▶ _WHAT YOU ARE ASKED TO DO_:
Filter the entries, keeping every line with the word "Conversion".

+++ DATA FOR THIS EXERCISE +++

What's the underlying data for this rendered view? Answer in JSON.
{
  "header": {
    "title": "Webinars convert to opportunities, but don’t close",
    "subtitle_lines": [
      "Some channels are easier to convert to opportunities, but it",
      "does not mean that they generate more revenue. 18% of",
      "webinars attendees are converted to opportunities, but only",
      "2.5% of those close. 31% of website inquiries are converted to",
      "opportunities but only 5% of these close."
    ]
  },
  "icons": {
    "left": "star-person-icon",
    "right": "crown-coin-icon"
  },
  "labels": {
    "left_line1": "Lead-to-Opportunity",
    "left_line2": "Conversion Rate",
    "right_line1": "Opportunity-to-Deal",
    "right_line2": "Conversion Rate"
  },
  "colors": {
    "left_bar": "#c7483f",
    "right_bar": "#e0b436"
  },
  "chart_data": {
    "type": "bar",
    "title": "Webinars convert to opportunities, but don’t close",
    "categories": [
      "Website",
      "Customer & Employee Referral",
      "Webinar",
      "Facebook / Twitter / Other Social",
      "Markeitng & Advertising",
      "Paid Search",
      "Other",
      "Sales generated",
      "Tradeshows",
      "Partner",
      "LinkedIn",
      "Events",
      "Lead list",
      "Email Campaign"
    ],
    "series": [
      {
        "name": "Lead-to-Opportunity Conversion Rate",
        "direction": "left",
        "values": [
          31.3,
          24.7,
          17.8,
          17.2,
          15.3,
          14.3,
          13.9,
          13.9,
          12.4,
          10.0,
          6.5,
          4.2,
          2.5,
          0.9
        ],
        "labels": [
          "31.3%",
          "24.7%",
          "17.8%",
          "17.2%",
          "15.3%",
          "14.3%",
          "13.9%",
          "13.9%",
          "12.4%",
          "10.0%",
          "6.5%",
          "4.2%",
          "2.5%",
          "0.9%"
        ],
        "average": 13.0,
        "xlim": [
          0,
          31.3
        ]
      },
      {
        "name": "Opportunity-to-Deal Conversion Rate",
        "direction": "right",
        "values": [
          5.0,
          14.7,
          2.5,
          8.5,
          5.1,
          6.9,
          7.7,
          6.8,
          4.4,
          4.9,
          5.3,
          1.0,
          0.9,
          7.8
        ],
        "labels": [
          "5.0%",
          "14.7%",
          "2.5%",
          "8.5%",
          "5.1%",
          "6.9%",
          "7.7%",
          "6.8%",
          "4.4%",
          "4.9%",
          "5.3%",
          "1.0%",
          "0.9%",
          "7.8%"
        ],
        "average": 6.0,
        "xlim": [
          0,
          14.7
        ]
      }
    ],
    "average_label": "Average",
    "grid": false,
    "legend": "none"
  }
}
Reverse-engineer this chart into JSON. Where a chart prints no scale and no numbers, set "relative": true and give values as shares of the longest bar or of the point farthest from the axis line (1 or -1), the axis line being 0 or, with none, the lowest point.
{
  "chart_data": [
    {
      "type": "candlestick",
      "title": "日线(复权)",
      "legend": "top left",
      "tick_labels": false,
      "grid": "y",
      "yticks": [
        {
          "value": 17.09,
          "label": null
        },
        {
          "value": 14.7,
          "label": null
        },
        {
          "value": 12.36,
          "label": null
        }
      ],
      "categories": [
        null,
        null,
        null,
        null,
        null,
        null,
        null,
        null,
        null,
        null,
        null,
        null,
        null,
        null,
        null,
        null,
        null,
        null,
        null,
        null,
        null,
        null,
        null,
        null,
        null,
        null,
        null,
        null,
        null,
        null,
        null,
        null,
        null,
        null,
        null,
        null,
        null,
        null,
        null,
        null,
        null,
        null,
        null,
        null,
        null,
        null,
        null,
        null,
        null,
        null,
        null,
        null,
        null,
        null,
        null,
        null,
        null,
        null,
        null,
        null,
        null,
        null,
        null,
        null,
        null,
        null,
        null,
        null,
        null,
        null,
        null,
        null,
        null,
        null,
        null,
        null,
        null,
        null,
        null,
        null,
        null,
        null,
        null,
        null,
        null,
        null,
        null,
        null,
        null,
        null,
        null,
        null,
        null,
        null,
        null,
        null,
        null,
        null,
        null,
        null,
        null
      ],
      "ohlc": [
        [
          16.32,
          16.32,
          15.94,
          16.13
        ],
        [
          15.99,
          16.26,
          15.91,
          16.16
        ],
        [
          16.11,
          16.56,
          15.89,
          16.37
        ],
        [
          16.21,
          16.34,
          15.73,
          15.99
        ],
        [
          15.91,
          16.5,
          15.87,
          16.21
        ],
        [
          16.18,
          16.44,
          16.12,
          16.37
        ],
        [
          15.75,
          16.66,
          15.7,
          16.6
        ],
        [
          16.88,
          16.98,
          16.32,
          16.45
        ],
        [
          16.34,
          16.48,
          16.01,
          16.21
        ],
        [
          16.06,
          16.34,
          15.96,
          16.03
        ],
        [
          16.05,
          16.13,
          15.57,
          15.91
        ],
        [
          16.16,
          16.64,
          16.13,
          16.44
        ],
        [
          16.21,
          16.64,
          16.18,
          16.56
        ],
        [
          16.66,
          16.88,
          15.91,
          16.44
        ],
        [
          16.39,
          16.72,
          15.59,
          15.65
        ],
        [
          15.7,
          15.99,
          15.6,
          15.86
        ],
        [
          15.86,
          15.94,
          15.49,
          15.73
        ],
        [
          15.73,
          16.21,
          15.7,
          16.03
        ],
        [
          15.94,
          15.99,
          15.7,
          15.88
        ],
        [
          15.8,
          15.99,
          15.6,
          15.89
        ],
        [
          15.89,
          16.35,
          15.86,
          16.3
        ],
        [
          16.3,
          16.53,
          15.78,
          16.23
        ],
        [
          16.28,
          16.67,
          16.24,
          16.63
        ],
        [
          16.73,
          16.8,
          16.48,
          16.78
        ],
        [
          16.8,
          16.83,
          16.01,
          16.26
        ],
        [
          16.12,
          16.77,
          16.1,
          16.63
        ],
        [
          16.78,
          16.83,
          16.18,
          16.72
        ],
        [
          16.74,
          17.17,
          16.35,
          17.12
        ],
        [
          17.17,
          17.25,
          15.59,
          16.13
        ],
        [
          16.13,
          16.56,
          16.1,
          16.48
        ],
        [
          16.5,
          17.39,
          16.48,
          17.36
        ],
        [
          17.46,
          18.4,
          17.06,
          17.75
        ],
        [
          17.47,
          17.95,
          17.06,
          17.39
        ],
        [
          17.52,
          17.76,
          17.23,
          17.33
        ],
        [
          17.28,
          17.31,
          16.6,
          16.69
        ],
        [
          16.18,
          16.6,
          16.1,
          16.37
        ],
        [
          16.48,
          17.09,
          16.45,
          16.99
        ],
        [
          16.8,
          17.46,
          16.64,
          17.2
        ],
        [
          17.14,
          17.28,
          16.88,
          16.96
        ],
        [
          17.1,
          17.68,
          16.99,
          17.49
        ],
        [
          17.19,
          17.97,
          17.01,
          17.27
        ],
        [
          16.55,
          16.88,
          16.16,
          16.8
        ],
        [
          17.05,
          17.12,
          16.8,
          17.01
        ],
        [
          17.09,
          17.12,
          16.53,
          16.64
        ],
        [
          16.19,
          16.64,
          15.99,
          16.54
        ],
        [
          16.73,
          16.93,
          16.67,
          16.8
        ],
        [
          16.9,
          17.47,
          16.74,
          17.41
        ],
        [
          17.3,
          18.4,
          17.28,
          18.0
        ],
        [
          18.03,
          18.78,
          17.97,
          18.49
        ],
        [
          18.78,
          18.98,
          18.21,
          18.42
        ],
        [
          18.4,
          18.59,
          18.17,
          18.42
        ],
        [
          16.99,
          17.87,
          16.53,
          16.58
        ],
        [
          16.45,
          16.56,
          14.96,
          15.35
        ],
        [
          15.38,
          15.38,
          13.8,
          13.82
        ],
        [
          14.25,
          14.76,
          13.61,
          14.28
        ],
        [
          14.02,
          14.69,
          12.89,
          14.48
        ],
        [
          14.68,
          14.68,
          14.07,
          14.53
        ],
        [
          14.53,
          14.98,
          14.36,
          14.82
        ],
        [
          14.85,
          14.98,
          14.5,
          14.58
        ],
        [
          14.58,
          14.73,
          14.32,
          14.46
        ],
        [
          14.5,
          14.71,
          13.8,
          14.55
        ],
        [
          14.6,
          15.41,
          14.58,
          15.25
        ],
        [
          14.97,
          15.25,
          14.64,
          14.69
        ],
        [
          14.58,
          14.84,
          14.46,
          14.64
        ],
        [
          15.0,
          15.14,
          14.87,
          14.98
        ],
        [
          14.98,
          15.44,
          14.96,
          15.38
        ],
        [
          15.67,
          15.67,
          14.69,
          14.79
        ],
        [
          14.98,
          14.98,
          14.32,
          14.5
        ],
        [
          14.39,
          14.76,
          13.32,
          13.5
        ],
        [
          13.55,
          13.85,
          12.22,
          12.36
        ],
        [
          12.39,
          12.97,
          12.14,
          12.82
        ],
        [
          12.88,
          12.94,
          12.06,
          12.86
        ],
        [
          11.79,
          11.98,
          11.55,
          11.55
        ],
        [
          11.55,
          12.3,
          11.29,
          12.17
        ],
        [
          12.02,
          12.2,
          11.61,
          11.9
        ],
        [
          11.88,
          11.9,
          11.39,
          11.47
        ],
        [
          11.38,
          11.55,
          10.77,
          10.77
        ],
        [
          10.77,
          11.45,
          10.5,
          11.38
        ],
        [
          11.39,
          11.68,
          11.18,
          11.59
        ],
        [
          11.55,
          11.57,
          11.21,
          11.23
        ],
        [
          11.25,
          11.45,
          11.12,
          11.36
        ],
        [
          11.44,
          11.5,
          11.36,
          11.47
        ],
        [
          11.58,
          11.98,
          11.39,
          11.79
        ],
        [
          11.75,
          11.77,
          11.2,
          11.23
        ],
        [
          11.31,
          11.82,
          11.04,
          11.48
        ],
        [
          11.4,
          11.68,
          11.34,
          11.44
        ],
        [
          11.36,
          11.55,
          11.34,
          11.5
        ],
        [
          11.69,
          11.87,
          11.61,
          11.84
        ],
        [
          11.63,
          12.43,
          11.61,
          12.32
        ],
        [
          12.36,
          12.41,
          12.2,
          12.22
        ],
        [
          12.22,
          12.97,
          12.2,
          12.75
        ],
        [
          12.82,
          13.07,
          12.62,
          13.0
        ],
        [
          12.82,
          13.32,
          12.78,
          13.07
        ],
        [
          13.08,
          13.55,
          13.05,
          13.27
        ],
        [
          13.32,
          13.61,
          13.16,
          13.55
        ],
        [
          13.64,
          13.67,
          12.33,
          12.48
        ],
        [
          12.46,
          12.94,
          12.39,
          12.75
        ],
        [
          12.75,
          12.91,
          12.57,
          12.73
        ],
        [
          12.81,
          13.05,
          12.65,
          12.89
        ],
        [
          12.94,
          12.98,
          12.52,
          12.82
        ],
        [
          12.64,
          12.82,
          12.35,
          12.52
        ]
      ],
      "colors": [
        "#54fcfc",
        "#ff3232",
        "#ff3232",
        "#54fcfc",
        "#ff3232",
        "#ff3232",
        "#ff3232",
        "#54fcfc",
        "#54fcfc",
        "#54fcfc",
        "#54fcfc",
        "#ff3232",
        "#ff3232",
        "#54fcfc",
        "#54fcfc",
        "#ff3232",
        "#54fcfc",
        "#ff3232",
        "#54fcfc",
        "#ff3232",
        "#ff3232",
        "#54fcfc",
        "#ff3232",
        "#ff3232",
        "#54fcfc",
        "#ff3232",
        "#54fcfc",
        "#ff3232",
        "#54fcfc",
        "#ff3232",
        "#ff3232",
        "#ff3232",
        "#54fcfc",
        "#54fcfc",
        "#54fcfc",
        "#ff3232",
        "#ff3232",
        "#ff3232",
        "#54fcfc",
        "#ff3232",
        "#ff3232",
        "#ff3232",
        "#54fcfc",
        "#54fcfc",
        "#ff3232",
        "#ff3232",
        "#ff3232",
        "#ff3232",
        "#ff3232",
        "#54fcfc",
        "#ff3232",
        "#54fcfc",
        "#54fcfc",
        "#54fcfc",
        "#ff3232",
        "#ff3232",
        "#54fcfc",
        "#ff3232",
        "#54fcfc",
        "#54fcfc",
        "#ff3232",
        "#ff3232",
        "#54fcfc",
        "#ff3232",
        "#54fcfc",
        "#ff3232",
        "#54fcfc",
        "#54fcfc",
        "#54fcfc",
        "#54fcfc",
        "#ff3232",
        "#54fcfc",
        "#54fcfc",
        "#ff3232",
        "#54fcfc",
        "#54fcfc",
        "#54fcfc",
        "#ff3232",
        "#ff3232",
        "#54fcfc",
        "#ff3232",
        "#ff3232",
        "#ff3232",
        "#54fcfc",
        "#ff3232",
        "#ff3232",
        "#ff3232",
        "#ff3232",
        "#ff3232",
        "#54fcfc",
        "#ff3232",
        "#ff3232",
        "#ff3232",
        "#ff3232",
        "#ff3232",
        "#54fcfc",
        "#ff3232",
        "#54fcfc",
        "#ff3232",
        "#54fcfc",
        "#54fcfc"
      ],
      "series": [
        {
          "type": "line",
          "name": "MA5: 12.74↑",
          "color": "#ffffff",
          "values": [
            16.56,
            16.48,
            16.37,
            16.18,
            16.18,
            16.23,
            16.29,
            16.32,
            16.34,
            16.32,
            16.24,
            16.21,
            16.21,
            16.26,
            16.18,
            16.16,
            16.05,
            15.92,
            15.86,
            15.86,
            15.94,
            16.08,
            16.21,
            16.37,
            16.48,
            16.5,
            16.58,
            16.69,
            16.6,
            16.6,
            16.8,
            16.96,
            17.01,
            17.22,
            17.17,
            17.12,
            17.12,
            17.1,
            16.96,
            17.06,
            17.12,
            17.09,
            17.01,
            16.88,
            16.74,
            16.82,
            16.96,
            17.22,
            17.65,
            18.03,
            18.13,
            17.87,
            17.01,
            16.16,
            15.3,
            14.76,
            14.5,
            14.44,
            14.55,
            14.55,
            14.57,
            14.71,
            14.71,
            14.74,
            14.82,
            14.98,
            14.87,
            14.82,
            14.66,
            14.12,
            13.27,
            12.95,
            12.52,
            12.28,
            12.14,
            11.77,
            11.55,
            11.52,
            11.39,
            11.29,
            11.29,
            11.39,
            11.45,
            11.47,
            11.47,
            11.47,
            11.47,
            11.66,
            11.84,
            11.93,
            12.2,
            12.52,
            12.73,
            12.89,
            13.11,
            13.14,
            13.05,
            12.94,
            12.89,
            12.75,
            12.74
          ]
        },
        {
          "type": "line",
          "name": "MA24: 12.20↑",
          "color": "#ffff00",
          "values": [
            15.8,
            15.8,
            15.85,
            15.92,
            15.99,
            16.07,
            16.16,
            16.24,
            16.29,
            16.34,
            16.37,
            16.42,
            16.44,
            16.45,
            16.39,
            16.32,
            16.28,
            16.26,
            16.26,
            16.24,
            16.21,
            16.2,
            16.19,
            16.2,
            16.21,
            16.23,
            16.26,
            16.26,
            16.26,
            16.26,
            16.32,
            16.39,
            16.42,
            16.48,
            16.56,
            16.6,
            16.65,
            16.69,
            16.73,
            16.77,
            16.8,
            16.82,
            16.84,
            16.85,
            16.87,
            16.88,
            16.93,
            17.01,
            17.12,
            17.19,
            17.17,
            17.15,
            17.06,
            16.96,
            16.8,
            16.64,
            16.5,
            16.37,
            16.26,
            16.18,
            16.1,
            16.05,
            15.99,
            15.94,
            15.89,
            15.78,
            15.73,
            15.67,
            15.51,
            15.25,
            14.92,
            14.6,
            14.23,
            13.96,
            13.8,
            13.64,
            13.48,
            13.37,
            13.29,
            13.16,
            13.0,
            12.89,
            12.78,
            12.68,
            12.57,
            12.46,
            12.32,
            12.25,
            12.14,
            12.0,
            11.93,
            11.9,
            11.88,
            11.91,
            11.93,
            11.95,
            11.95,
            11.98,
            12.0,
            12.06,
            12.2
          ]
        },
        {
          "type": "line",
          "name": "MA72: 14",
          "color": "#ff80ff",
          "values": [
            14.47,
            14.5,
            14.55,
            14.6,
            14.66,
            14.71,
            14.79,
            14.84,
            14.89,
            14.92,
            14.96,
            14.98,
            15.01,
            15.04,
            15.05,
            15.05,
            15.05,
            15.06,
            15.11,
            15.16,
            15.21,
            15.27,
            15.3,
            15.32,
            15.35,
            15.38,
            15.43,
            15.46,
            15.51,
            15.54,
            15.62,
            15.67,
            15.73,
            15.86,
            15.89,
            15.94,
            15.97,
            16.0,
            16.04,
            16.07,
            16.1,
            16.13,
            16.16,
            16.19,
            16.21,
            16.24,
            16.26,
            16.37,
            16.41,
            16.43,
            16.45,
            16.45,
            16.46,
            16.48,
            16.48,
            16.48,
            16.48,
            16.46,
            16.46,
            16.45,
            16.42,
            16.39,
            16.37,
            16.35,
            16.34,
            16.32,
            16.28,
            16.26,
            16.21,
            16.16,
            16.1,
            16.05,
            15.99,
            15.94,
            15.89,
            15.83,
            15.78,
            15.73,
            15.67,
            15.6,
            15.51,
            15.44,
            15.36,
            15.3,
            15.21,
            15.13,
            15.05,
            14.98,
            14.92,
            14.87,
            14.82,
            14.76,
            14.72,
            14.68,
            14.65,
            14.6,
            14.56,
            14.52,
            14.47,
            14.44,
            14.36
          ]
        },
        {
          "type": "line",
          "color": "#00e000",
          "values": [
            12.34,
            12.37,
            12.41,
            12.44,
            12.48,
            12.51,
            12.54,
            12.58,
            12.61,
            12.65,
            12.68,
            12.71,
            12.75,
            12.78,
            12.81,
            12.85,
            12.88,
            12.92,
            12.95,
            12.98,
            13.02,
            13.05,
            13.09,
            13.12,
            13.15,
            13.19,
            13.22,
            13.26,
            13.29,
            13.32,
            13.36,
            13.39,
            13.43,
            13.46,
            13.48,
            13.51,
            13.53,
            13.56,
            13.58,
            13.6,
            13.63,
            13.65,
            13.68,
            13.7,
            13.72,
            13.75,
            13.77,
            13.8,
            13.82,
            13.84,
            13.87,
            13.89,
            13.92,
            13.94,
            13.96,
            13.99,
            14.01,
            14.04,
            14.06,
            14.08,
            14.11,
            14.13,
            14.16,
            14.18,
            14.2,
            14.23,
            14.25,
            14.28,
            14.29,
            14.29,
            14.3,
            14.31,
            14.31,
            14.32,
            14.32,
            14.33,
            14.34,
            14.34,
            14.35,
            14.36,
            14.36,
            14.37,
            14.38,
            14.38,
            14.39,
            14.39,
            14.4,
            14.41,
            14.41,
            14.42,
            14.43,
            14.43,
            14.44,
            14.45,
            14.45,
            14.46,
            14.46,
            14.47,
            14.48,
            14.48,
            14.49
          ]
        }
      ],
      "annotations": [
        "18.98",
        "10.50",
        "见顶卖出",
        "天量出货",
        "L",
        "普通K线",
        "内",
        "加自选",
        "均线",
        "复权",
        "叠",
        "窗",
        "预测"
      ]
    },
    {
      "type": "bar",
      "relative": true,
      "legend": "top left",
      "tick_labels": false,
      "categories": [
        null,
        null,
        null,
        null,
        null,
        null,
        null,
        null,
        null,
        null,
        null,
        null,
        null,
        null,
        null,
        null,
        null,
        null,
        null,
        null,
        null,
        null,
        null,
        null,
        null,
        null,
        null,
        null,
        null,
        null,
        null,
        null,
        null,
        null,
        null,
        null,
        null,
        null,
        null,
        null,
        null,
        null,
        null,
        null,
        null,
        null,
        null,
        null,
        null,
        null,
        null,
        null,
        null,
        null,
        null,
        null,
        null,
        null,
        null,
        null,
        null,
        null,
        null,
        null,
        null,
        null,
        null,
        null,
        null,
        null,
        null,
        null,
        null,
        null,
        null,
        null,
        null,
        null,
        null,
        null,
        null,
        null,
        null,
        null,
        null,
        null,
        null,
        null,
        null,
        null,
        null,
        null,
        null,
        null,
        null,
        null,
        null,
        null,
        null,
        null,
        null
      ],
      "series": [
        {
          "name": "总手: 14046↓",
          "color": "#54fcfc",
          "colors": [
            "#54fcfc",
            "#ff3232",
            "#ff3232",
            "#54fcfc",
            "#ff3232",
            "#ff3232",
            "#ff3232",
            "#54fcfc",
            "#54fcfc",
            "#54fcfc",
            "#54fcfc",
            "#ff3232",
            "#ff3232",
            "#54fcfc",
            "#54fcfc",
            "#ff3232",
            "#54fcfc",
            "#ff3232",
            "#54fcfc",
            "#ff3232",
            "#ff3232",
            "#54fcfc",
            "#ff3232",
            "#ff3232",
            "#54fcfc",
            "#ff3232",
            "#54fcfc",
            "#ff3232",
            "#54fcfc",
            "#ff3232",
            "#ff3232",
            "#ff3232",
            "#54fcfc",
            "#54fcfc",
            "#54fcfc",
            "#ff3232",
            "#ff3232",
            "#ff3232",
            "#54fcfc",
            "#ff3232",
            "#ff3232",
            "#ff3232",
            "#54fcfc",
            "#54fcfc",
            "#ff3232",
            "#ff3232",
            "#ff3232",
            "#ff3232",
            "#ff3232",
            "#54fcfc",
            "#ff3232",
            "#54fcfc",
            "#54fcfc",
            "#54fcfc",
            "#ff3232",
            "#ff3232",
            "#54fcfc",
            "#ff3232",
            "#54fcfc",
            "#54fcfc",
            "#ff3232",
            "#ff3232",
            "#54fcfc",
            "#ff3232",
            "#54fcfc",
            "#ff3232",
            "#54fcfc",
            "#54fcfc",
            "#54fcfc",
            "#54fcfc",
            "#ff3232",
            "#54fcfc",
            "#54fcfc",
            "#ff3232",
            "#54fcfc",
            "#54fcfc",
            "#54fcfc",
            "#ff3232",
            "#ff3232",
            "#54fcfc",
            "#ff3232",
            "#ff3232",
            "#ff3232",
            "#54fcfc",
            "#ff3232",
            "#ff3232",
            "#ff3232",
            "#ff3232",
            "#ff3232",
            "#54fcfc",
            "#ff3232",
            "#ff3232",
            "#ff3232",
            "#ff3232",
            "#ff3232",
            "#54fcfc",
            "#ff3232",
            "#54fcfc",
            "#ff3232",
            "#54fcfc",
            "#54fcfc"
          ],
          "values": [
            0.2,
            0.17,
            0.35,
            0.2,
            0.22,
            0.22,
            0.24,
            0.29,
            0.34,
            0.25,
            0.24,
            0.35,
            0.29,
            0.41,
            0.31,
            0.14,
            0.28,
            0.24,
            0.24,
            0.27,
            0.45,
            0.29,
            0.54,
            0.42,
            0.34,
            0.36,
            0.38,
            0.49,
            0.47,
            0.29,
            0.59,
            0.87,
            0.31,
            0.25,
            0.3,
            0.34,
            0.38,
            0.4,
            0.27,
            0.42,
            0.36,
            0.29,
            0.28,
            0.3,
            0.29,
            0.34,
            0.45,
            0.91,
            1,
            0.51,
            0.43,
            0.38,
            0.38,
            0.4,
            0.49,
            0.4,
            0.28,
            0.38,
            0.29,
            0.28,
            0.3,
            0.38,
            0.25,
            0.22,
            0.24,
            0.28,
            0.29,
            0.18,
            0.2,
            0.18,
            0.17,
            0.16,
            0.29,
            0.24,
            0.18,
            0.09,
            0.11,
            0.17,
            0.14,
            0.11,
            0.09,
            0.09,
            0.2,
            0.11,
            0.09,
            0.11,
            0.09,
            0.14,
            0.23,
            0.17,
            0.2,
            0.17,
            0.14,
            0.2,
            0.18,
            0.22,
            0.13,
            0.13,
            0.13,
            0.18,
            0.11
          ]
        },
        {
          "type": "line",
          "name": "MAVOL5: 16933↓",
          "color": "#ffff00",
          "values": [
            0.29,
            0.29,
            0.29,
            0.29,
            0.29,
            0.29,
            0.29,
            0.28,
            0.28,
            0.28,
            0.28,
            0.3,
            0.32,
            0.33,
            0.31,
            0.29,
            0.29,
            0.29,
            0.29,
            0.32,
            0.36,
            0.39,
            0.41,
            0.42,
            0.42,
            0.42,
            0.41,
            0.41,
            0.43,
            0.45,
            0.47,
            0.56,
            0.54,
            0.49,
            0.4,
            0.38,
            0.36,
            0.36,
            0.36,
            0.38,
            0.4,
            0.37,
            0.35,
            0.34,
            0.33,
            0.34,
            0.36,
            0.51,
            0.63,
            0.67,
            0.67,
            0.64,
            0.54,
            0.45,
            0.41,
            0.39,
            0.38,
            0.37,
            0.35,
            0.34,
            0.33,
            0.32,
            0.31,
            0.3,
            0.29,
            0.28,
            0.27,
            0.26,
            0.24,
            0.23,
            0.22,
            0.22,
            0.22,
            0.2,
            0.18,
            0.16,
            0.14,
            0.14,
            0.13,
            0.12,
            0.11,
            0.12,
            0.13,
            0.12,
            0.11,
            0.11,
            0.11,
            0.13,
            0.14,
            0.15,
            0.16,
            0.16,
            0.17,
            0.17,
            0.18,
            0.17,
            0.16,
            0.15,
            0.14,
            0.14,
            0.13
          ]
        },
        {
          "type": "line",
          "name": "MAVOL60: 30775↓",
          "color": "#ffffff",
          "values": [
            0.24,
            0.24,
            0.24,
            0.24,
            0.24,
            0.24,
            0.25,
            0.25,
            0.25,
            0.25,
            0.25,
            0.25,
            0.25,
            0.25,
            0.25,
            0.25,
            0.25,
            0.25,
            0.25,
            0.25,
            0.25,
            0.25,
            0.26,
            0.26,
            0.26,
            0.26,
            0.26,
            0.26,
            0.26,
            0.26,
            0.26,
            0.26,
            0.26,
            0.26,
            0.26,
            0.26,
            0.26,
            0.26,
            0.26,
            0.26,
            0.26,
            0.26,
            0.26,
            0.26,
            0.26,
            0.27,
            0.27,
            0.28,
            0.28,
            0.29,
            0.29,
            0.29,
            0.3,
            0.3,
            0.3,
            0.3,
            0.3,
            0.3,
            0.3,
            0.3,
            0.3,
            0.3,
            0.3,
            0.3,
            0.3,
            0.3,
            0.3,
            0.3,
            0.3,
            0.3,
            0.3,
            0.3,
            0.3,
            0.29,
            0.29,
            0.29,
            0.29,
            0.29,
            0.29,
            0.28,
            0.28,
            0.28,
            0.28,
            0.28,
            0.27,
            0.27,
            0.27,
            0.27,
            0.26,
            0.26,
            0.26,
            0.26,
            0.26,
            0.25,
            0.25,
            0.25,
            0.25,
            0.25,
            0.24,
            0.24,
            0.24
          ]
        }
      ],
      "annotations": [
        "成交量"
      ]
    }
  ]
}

+++

▶ _FULL SOLUTION_:
    "left_line2": "Conversion Rate",
    "right_line2": "Conversion Rate"
        "name": "Lead-to-Opportunity Conversion Rate",
        "name": "Opportunity-to-Deal Conversion Rate",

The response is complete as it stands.